[START OF Provided material]
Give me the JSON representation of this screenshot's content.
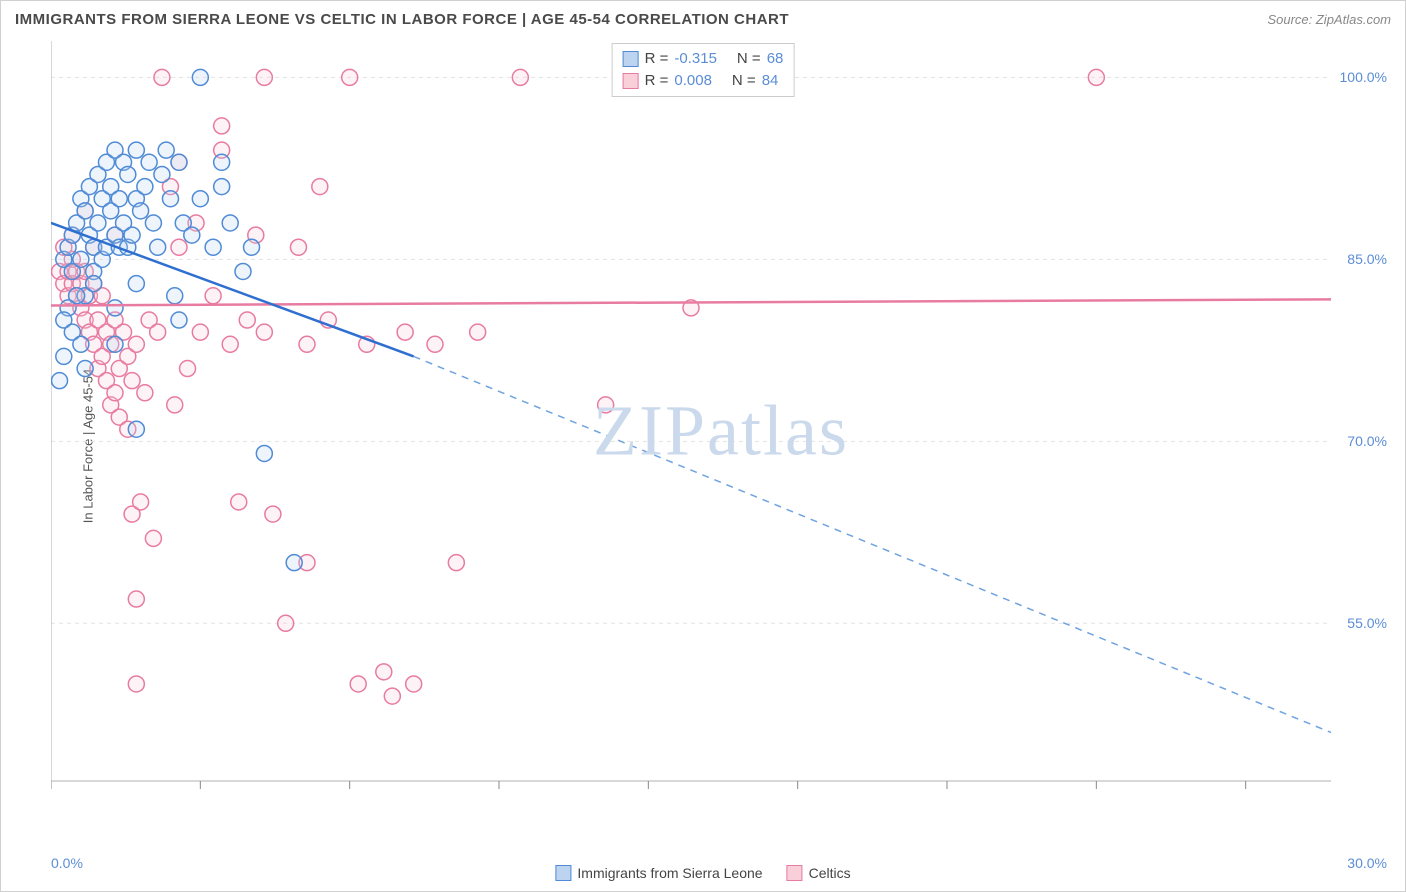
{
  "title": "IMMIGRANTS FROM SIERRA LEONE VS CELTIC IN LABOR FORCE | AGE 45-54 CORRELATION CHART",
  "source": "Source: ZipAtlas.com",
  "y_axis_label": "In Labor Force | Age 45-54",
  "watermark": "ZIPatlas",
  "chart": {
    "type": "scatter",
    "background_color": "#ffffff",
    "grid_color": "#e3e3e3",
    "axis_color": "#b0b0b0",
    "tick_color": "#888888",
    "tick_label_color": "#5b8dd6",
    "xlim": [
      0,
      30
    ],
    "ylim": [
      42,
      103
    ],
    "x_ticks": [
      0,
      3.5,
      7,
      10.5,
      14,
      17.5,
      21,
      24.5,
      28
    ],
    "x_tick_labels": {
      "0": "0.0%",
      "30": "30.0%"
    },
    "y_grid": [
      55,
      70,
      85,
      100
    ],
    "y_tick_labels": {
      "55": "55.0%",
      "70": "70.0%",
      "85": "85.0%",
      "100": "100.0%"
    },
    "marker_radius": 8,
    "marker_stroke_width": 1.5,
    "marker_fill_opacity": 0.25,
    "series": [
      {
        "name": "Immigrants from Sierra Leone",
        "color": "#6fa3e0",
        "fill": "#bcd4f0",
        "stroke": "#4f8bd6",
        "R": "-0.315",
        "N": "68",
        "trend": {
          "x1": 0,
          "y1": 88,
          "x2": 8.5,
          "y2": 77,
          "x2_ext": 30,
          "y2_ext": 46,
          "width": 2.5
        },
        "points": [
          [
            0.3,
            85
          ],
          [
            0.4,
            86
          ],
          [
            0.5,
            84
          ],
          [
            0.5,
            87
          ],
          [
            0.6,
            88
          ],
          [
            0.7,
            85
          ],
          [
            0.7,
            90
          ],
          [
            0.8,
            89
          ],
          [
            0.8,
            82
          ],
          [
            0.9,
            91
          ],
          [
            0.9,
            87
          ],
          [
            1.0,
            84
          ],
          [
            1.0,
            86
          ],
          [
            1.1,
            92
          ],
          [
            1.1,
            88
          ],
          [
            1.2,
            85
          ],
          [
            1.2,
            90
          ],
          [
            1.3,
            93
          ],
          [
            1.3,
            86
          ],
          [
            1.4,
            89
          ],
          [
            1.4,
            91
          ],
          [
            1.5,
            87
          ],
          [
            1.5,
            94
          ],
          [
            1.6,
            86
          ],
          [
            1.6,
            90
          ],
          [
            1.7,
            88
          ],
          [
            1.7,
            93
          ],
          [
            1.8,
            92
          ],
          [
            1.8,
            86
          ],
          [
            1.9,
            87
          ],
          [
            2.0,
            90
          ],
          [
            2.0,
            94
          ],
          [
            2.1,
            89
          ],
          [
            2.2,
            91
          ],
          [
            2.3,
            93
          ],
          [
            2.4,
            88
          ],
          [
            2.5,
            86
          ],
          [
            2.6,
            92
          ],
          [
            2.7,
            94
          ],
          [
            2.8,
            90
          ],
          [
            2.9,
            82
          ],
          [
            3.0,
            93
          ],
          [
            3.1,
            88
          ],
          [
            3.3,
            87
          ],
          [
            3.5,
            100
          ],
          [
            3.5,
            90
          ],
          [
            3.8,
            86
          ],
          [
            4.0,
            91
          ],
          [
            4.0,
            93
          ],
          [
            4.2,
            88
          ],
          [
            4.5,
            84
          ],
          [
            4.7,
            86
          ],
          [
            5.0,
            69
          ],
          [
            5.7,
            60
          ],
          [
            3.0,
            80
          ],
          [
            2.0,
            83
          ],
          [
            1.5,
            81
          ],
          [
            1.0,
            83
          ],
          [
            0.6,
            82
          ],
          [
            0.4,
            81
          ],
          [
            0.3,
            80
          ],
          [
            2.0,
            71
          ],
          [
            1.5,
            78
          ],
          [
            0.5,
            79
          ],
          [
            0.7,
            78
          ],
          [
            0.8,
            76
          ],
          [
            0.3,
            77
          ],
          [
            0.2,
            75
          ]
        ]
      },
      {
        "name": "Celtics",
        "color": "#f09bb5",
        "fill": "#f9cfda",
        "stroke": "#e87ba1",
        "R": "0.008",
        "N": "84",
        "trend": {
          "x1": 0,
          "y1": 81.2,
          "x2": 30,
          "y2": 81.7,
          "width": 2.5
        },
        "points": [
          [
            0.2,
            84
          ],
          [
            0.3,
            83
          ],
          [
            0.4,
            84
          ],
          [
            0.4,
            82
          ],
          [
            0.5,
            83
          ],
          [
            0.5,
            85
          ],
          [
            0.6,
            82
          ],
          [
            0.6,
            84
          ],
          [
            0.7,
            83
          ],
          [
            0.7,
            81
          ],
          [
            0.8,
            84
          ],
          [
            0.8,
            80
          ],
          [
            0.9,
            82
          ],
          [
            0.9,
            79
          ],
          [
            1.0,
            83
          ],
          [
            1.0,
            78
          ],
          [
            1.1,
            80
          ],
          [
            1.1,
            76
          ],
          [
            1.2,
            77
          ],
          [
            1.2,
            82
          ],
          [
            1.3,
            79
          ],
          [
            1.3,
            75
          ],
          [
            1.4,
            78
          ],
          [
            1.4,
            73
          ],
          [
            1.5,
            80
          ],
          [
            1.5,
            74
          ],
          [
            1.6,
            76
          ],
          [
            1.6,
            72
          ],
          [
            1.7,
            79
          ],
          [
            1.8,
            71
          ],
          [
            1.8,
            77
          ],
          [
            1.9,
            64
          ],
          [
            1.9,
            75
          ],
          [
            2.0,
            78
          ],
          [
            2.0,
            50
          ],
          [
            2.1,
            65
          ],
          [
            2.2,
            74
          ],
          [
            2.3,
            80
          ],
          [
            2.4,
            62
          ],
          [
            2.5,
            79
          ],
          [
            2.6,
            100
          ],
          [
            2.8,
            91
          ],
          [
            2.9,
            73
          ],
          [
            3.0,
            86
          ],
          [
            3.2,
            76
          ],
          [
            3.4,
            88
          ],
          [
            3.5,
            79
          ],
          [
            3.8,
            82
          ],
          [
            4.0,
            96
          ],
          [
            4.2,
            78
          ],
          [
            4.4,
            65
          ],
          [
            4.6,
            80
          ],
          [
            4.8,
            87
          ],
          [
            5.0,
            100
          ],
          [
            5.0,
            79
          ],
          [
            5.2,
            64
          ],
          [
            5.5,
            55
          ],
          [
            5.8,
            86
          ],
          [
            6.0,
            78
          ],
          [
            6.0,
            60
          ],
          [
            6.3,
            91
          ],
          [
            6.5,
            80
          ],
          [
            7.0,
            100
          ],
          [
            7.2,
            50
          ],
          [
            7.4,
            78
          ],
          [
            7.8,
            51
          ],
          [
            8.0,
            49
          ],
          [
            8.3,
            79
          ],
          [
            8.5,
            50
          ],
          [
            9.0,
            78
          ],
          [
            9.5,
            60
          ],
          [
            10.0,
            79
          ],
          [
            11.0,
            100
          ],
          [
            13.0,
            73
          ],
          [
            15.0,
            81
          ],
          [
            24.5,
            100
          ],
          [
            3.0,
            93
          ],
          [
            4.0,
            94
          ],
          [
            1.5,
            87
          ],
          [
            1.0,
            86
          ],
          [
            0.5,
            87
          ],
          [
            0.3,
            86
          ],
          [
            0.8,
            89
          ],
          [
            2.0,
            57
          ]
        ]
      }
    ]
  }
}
[END OF Provided material]
### Task brief
Reproduce the listing word for word and omit its pictures.

### Reply to the task
Give me the JSON representation of this screenshot's content.
{
  "title": "IMMIGRANTS FROM SIERRA LEONE VS CELTIC IN LABOR FORCE | AGE 45-54 CORRELATION CHART",
  "source": "Source: ZipAtlas.com",
  "y_axis_label": "In Labor Force | Age 45-54",
  "watermark": "ZIPatlas",
  "chart": {
    "type": "scatter",
    "background_color": "#ffffff",
    "grid_color": "#e3e3e3",
    "axis_color": "#b0b0b0",
    "tick_color": "#888888",
    "tick_label_color": "#5b8dd6",
    "xlim": [
      0,
      30
    ],
    "ylim": [
      42,
      103
    ],
    "x_ticks": [
      0,
      3.5,
      7,
      10.5,
      14,
      17.5,
      21,
      24.5,
      28
    ],
    "x_tick_labels": {
      "0": "0.0%",
      "30": "30.0%"
    },
    "y_grid": [
      55,
      70,
      85,
      100
    ],
    "y_tick_labels": {
      "55": "55.0%",
      "70": "70.0%",
      "85": "85.0%",
      "100": "100.0%"
    },
    "marker_radius": 8,
    "marker_stroke_width": 1.5,
    "marker_fill_opacity": 0.25,
    "series": [
      {
        "name": "Immigrants from Sierra Leone",
        "color": "#6fa3e0",
        "fill": "#bcd4f0",
        "stroke": "#4f8bd6",
        "R": "-0.315",
        "N": "68",
        "trend": {
          "x1": 0,
          "y1": 88,
          "x2": 8.5,
          "y2": 77,
          "x2_ext": 30,
          "y2_ext": 46,
          "width": 2.5
        },
        "points": [
          [
            0.3,
            85
          ],
          [
            0.4,
            86
          ],
          [
            0.5,
            84
          ],
          [
            0.5,
            87
          ],
          [
            0.6,
            88
          ],
          [
            0.7,
            85
          ],
          [
            0.7,
            90
          ],
          [
            0.8,
            89
          ],
          [
            0.8,
            82
          ],
          [
            0.9,
            91
          ],
          [
            0.9,
            87
          ],
          [
            1.0,
            84
          ],
          [
            1.0,
            86
          ],
          [
            1.1,
            92
          ],
          [
            1.1,
            88
          ],
          [
            1.2,
            85
          ],
          [
            1.2,
            90
          ],
          [
            1.3,
            93
          ],
          [
            1.3,
            86
          ],
          [
            1.4,
            89
          ],
          [
            1.4,
            91
          ],
          [
            1.5,
            87
          ],
          [
            1.5,
            94
          ],
          [
            1.6,
            86
          ],
          [
            1.6,
            90
          ],
          [
            1.7,
            88
          ],
          [
            1.7,
            93
          ],
          [
            1.8,
            92
          ],
          [
            1.8,
            86
          ],
          [
            1.9,
            87
          ],
          [
            2.0,
            90
          ],
          [
            2.0,
            94
          ],
          [
            2.1,
            89
          ],
          [
            2.2,
            91
          ],
          [
            2.3,
            93
          ],
          [
            2.4,
            88
          ],
          [
            2.5,
            86
          ],
          [
            2.6,
            92
          ],
          [
            2.7,
            94
          ],
          [
            2.8,
            90
          ],
          [
            2.9,
            82
          ],
          [
            3.0,
            93
          ],
          [
            3.1,
            88
          ],
          [
            3.3,
            87
          ],
          [
            3.5,
            100
          ],
          [
            3.5,
            90
          ],
          [
            3.8,
            86
          ],
          [
            4.0,
            91
          ],
          [
            4.0,
            93
          ],
          [
            4.2,
            88
          ],
          [
            4.5,
            84
          ],
          [
            4.7,
            86
          ],
          [
            5.0,
            69
          ],
          [
            5.7,
            60
          ],
          [
            3.0,
            80
          ],
          [
            2.0,
            83
          ],
          [
            1.5,
            81
          ],
          [
            1.0,
            83
          ],
          [
            0.6,
            82
          ],
          [
            0.4,
            81
          ],
          [
            0.3,
            80
          ],
          [
            2.0,
            71
          ],
          [
            1.5,
            78
          ],
          [
            0.5,
            79
          ],
          [
            0.7,
            78
          ],
          [
            0.8,
            76
          ],
          [
            0.3,
            77
          ],
          [
            0.2,
            75
          ]
        ]
      },
      {
        "name": "Celtics",
        "color": "#f09bb5",
        "fill": "#f9cfda",
        "stroke": "#e87ba1",
        "R": "0.008",
        "N": "84",
        "trend": {
          "x1": 0,
          "y1": 81.2,
          "x2": 30,
          "y2": 81.7,
          "width": 2.5
        },
        "points": [
          [
            0.2,
            84
          ],
          [
            0.3,
            83
          ],
          [
            0.4,
            84
          ],
          [
            0.4,
            82
          ],
          [
            0.5,
            83
          ],
          [
            0.5,
            85
          ],
          [
            0.6,
            82
          ],
          [
            0.6,
            84
          ],
          [
            0.7,
            83
          ],
          [
            0.7,
            81
          ],
          [
            0.8,
            84
          ],
          [
            0.8,
            80
          ],
          [
            0.9,
            82
          ],
          [
            0.9,
            79
          ],
          [
            1.0,
            83
          ],
          [
            1.0,
            78
          ],
          [
            1.1,
            80
          ],
          [
            1.1,
            76
          ],
          [
            1.2,
            77
          ],
          [
            1.2,
            82
          ],
          [
            1.3,
            79
          ],
          [
            1.3,
            75
          ],
          [
            1.4,
            78
          ],
          [
            1.4,
            73
          ],
          [
            1.5,
            80
          ],
          [
            1.5,
            74
          ],
          [
            1.6,
            76
          ],
          [
            1.6,
            72
          ],
          [
            1.7,
            79
          ],
          [
            1.8,
            71
          ],
          [
            1.8,
            77
          ],
          [
            1.9,
            64
          ],
          [
            1.9,
            75
          ],
          [
            2.0,
            78
          ],
          [
            2.0,
            50
          ],
          [
            2.1,
            65
          ],
          [
            2.2,
            74
          ],
          [
            2.3,
            80
          ],
          [
            2.4,
            62
          ],
          [
            2.5,
            79
          ],
          [
            2.6,
            100
          ],
          [
            2.8,
            91
          ],
          [
            2.9,
            73
          ],
          [
            3.0,
            86
          ],
          [
            3.2,
            76
          ],
          [
            3.4,
            88
          ],
          [
            3.5,
            79
          ],
          [
            3.8,
            82
          ],
          [
            4.0,
            96
          ],
          [
            4.2,
            78
          ],
          [
            4.4,
            65
          ],
          [
            4.6,
            80
          ],
          [
            4.8,
            87
          ],
          [
            5.0,
            100
          ],
          [
            5.0,
            79
          ],
          [
            5.2,
            64
          ],
          [
            5.5,
            55
          ],
          [
            5.8,
            86
          ],
          [
            6.0,
            78
          ],
          [
            6.0,
            60
          ],
          [
            6.3,
            91
          ],
          [
            6.5,
            80
          ],
          [
            7.0,
            100
          ],
          [
            7.2,
            50
          ],
          [
            7.4,
            78
          ],
          [
            7.8,
            51
          ],
          [
            8.0,
            49
          ],
          [
            8.3,
            79
          ],
          [
            8.5,
            50
          ],
          [
            9.0,
            78
          ],
          [
            9.5,
            60
          ],
          [
            10.0,
            79
          ],
          [
            11.0,
            100
          ],
          [
            13.0,
            73
          ],
          [
            15.0,
            81
          ],
          [
            24.5,
            100
          ],
          [
            3.0,
            93
          ],
          [
            4.0,
            94
          ],
          [
            1.5,
            87
          ],
          [
            1.0,
            86
          ],
          [
            0.5,
            87
          ],
          [
            0.3,
            86
          ],
          [
            0.8,
            89
          ],
          [
            2.0,
            57
          ]
        ]
      }
    ]
  }
}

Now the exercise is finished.